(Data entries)

########################################

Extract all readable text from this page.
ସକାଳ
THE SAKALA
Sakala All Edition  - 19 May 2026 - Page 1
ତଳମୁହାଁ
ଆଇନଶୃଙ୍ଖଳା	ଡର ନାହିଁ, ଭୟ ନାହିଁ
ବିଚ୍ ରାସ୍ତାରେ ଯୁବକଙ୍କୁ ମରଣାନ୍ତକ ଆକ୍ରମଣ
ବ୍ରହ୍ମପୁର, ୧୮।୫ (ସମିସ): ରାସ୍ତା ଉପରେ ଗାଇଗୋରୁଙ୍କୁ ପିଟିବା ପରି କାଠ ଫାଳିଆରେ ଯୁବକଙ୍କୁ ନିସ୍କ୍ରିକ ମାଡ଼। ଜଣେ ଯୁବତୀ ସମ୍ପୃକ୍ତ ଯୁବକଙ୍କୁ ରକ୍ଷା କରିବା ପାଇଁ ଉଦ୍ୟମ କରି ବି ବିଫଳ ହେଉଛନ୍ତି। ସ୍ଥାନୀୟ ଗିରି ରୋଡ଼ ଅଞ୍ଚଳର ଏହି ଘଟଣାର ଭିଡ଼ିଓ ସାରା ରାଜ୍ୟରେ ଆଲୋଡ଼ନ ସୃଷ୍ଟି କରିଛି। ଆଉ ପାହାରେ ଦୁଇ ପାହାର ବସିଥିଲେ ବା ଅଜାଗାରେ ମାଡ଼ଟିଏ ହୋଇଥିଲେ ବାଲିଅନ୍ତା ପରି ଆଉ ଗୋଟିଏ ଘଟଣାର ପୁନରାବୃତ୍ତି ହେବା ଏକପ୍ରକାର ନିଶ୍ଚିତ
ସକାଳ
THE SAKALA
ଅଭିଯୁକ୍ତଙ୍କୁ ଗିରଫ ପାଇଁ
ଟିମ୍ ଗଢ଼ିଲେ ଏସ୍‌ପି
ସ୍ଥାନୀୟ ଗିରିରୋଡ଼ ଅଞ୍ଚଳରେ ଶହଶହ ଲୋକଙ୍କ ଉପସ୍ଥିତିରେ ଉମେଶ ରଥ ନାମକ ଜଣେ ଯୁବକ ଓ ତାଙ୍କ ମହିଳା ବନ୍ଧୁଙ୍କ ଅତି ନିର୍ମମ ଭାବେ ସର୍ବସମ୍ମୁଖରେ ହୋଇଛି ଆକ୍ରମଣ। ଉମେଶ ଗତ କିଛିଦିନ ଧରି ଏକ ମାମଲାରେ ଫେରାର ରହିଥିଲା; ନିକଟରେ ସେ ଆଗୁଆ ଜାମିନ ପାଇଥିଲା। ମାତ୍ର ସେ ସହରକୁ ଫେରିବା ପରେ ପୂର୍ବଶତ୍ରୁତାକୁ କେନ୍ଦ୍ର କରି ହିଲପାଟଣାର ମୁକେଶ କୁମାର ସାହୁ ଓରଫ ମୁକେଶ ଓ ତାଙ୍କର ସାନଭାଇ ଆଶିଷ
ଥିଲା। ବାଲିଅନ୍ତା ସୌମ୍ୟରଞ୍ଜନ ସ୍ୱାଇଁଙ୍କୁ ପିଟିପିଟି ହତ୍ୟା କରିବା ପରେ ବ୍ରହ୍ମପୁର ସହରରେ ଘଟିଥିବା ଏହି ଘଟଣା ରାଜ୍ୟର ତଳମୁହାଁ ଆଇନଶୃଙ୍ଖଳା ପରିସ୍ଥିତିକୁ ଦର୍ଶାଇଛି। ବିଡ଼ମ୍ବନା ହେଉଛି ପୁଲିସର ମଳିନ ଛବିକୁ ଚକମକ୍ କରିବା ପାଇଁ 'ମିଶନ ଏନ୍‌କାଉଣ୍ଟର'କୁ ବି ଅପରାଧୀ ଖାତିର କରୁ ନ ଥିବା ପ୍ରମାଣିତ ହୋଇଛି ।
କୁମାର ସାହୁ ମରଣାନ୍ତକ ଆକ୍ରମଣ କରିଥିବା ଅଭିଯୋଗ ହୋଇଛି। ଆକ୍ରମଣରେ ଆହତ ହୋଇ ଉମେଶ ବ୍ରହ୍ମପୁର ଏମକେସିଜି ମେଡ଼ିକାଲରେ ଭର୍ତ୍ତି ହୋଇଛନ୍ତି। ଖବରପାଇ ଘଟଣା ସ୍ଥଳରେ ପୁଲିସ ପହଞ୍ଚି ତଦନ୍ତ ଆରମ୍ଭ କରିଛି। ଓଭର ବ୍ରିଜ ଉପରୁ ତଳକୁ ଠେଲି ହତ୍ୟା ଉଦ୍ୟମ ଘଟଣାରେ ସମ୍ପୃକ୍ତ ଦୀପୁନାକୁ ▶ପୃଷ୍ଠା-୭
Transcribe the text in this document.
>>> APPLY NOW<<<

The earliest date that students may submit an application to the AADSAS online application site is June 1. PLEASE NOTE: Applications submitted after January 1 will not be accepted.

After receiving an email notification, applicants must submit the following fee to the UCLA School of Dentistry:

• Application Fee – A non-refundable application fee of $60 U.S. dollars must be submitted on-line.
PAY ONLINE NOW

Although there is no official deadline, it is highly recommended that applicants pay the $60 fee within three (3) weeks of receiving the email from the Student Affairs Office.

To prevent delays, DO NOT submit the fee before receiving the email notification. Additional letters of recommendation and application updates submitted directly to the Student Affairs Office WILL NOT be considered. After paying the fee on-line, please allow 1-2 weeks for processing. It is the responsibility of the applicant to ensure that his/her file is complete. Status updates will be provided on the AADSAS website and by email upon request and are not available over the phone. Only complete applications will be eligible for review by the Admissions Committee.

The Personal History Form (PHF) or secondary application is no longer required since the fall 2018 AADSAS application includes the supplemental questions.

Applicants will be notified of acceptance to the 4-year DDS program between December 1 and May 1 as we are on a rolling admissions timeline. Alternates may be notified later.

########################################

◆ **WHAT THE TASK REQUIRES**
Gather up every line in the data above that contains the word "Affairs", copying each one.

◆ **CORRECT OUTPUT**
Although there is no official deadline, it is highly recommended that applicants pay the $60 fee within three (3) weeks of receiving the email from the Student Affairs Office.
To prevent delays, DO NOT submit the fee before receiving the email notification. Additional letters of recommendation and application updates submitted directly to the Student Affairs Office WILL NOT be considered. After paying the fee on-line, please allow 1-2 weeks for processing. It is the responsibility of the applicant to ensure that his/her file is complete. Status updates will be provided on the AADSAS website and by email upon request and are not available over the phone. Only complete applications will be eligible for review by the Admissions Committee.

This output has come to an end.